* SET TASK
Go through the material below and copy all lines with "Films".

* Begin *

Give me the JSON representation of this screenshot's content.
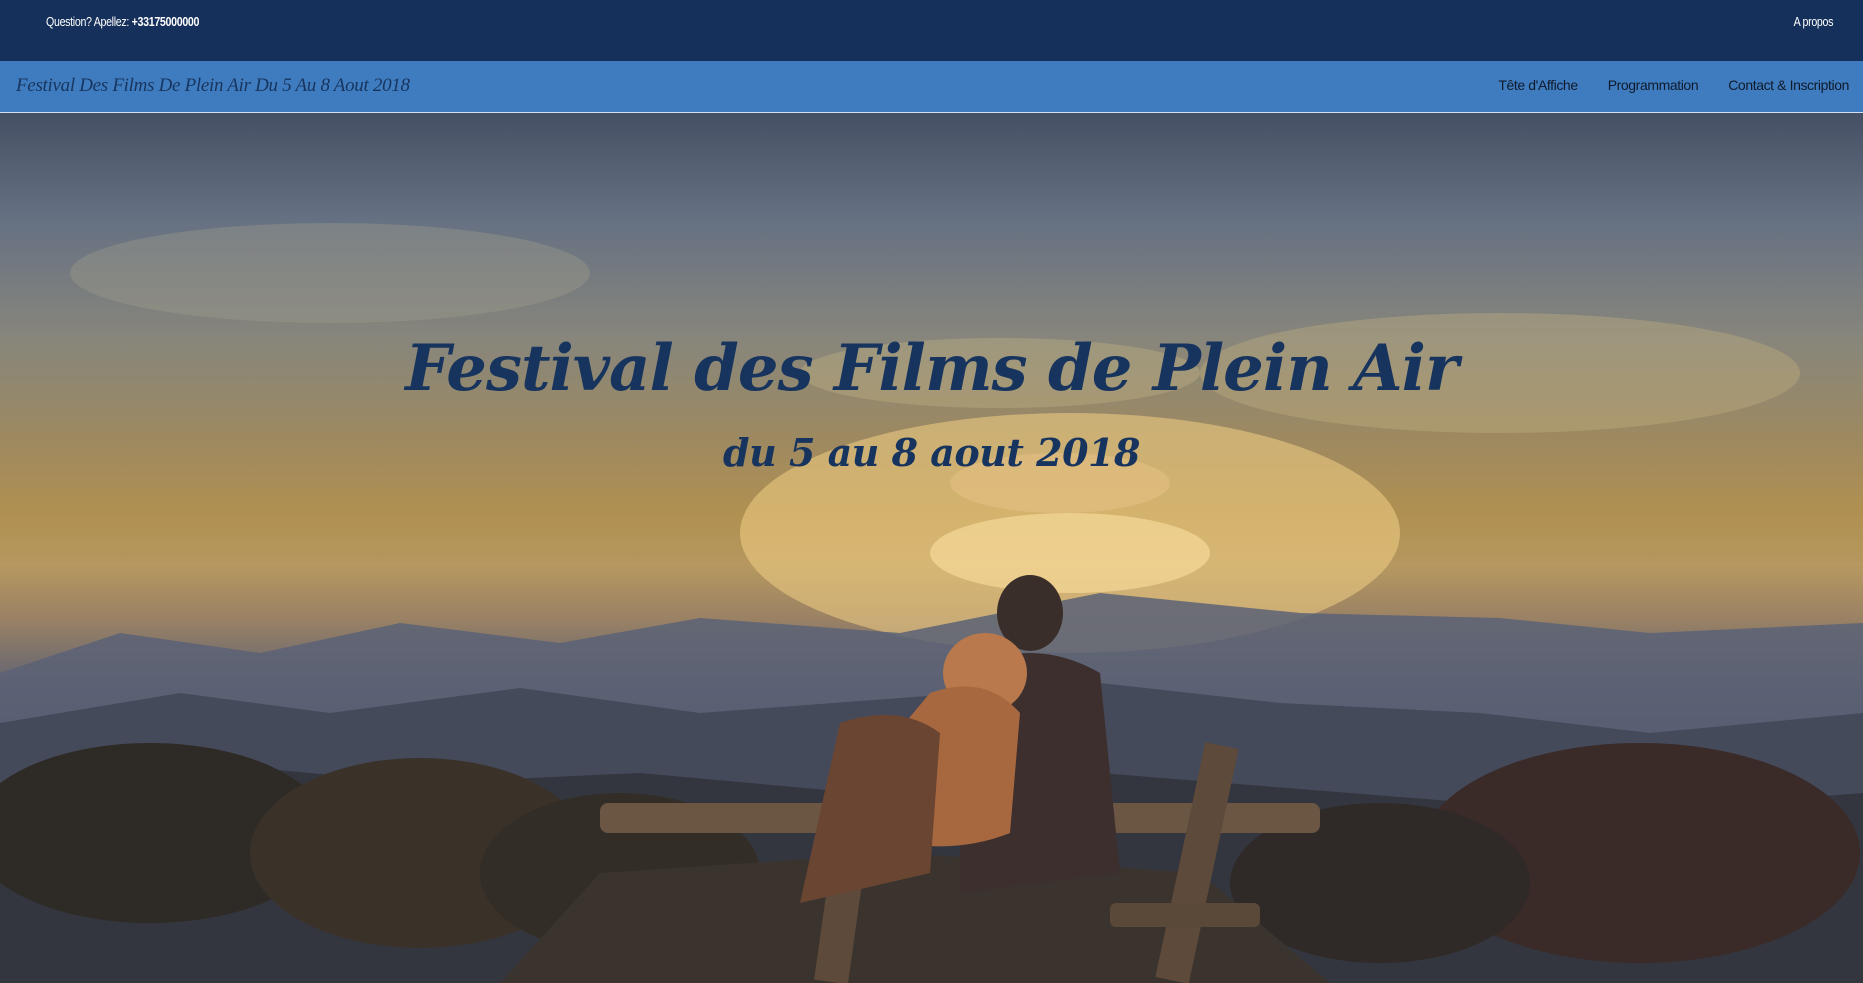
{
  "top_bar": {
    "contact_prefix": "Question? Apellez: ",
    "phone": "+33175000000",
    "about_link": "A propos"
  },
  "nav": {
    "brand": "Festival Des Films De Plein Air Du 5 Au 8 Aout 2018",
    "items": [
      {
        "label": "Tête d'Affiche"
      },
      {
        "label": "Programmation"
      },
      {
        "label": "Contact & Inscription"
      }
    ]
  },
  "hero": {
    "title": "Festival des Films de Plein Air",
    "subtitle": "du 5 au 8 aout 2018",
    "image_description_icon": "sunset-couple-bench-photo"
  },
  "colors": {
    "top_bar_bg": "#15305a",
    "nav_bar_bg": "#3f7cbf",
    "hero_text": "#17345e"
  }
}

* End *
* Begin *

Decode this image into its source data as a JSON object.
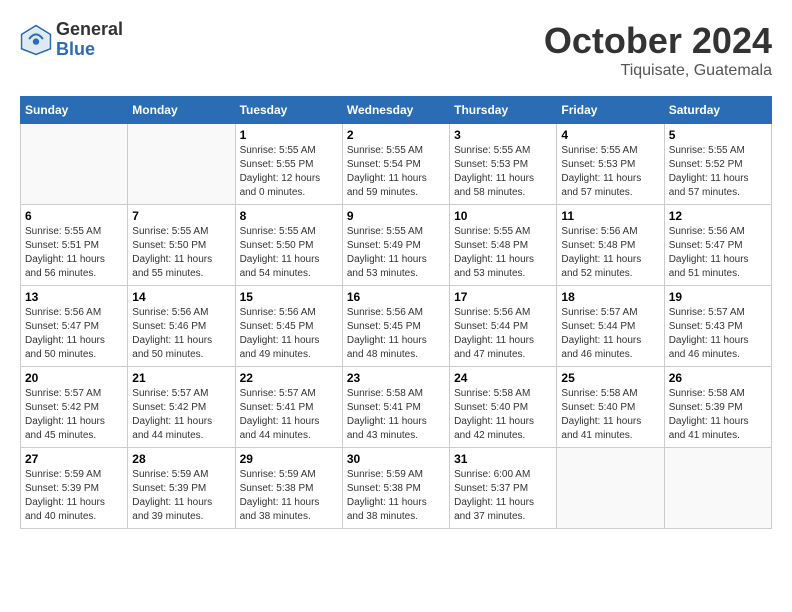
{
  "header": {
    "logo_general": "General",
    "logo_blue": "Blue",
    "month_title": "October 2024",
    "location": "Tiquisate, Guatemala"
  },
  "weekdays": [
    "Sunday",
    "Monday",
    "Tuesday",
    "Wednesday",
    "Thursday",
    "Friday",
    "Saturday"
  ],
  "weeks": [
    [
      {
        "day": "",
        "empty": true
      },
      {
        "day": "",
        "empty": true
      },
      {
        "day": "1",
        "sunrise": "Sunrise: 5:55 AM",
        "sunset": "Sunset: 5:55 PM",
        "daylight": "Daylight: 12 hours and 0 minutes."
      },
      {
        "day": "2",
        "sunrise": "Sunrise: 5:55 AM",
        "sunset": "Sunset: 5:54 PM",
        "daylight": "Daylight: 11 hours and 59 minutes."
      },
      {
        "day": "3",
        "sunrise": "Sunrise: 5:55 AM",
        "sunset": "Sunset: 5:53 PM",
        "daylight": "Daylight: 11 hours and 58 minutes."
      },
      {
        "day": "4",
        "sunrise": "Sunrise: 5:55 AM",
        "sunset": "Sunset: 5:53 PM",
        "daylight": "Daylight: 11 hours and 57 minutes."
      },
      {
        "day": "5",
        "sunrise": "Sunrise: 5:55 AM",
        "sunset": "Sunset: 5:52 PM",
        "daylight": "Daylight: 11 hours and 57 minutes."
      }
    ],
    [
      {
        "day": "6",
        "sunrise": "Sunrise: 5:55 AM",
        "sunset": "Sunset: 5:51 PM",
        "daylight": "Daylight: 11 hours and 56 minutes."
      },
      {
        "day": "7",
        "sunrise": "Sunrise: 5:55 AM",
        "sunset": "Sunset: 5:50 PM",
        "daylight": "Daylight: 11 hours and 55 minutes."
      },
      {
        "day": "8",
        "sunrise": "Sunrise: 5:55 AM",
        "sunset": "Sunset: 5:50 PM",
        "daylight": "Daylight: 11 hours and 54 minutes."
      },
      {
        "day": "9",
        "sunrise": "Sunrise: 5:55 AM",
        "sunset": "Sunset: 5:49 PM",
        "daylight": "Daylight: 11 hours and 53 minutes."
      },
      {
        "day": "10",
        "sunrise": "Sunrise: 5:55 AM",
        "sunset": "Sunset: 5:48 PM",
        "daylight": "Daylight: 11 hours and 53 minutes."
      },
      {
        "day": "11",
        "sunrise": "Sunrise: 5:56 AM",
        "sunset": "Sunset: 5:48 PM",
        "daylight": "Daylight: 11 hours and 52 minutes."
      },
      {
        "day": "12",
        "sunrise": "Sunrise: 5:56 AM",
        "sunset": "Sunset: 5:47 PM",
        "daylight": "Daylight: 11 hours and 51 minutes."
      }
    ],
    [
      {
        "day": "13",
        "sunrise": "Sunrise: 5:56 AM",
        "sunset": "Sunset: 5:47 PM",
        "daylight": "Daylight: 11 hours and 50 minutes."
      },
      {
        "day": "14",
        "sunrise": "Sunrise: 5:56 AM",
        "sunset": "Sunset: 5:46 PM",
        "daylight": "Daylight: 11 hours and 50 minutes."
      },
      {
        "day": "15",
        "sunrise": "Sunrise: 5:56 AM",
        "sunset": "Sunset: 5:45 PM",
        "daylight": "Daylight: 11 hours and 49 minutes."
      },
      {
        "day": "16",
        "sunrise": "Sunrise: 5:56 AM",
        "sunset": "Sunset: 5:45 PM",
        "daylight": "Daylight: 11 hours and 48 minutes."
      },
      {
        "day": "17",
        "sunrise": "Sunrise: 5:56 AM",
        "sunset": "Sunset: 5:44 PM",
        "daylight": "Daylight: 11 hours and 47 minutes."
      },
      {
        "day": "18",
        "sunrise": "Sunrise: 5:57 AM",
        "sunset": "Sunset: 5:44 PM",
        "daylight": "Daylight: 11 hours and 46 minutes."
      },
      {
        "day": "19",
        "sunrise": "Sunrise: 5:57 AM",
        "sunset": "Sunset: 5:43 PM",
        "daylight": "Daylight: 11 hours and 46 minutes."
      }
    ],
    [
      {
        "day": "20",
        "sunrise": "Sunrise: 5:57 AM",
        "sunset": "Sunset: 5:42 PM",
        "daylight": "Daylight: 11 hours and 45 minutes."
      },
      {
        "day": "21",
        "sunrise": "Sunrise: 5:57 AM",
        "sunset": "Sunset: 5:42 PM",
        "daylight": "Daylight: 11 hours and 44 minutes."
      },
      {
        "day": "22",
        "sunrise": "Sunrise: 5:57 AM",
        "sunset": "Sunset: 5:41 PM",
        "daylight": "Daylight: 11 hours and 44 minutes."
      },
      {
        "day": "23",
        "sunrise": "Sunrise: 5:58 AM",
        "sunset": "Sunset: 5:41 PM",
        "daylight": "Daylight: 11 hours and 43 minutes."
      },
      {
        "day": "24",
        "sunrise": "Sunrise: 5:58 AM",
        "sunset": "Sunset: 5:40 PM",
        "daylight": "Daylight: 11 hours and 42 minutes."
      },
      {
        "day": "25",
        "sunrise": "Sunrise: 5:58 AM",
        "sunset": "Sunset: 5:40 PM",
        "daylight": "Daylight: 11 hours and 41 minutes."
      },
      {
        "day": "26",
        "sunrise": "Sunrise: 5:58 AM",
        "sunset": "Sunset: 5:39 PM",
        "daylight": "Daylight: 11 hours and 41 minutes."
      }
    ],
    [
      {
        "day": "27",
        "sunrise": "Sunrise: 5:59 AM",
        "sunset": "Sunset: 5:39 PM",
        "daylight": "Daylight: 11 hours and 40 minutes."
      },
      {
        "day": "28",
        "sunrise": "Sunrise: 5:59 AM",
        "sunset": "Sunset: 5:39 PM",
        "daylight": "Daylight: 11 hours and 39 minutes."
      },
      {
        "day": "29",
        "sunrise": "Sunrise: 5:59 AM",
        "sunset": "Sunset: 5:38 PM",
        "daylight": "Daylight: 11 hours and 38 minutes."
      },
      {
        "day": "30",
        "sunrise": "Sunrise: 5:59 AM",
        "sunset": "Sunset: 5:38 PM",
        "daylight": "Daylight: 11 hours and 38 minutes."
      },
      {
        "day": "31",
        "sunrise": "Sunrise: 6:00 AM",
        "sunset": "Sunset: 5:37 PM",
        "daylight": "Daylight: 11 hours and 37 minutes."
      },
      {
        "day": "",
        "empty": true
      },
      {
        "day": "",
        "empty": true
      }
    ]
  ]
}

* End *
* Begin *

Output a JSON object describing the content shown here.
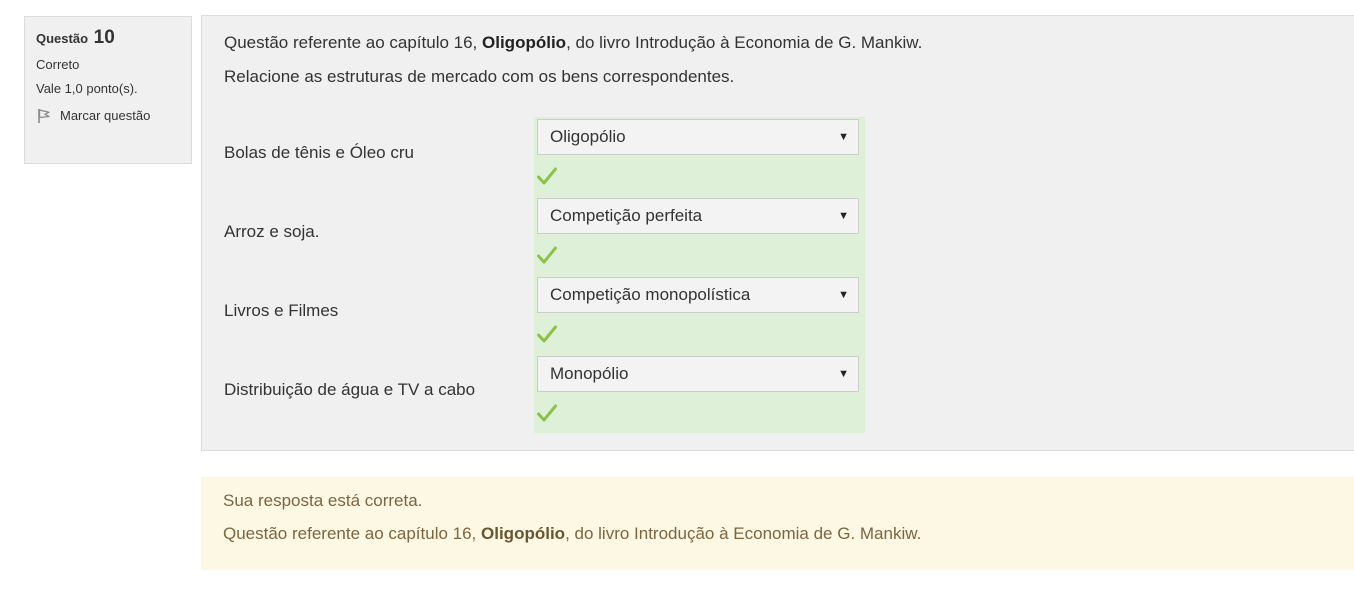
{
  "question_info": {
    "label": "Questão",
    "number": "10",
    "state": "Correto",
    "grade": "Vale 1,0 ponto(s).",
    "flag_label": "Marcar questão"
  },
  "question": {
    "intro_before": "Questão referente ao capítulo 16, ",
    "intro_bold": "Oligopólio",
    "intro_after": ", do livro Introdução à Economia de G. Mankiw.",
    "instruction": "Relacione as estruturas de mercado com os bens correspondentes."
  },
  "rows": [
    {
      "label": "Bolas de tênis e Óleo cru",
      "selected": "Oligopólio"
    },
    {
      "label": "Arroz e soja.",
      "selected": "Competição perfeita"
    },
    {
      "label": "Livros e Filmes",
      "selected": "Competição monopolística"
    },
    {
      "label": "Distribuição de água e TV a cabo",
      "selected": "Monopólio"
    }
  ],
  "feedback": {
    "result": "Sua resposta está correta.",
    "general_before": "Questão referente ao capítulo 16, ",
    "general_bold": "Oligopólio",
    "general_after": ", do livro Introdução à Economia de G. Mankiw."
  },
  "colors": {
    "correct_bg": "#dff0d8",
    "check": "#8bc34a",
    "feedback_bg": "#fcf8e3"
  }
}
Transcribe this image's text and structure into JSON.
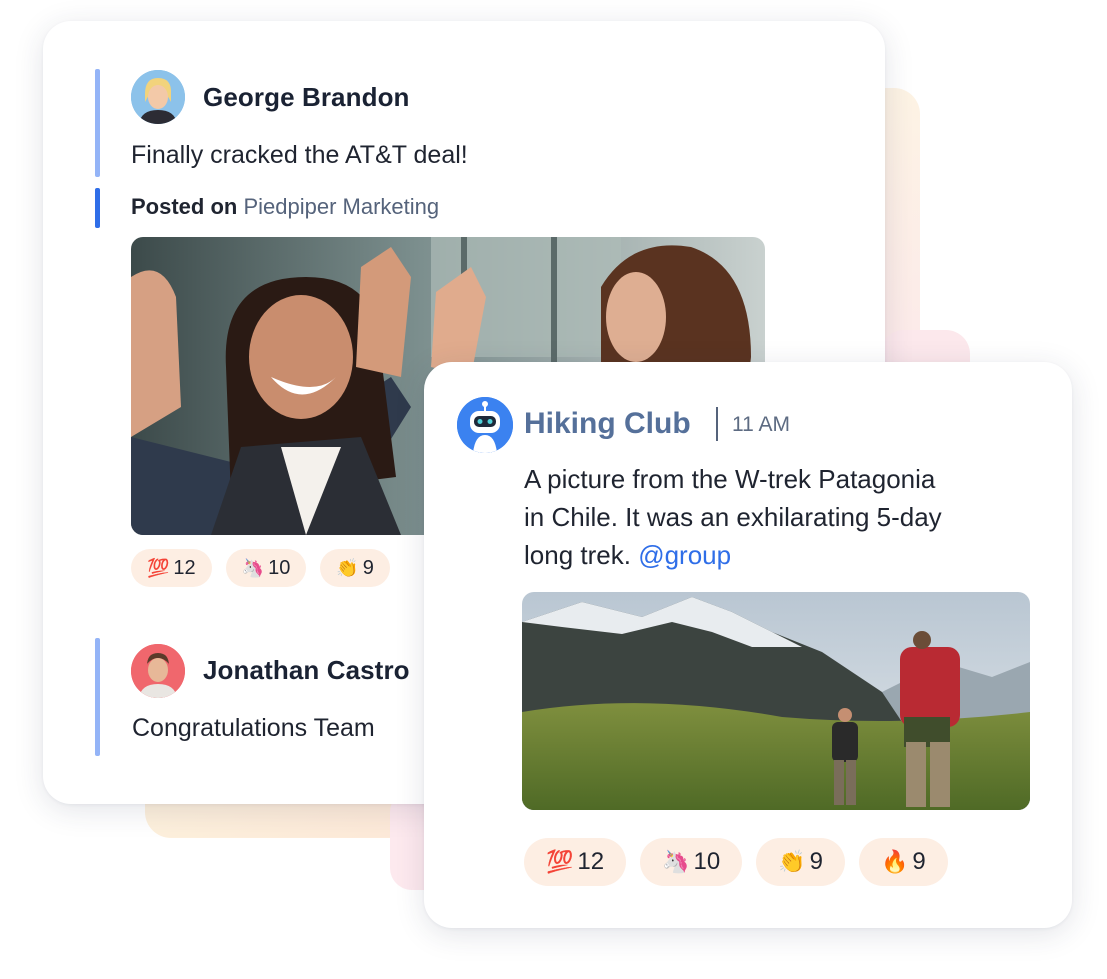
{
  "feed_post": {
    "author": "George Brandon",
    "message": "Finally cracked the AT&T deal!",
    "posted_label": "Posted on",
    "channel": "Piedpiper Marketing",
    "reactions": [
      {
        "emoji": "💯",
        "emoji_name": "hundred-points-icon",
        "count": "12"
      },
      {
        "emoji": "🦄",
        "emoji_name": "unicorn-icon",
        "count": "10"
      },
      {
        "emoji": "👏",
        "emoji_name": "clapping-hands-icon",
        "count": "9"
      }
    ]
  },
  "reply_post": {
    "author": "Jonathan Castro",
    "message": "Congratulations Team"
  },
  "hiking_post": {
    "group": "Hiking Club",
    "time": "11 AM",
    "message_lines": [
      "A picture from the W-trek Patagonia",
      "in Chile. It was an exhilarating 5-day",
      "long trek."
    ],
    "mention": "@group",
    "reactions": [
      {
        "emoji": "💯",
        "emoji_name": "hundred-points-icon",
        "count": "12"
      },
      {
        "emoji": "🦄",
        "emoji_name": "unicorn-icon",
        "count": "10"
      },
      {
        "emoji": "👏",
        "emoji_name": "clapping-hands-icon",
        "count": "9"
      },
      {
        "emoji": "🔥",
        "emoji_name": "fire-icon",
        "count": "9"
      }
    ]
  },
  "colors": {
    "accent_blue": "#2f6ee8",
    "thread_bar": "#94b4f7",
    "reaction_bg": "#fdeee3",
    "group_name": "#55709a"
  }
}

* End *

* REPLY TO THE EXERCISE
    "brand": "Festival Des Films De Plein Air Du 5 Au 8 Aout 2018",
    "title": "Festival des Films de Plein Air",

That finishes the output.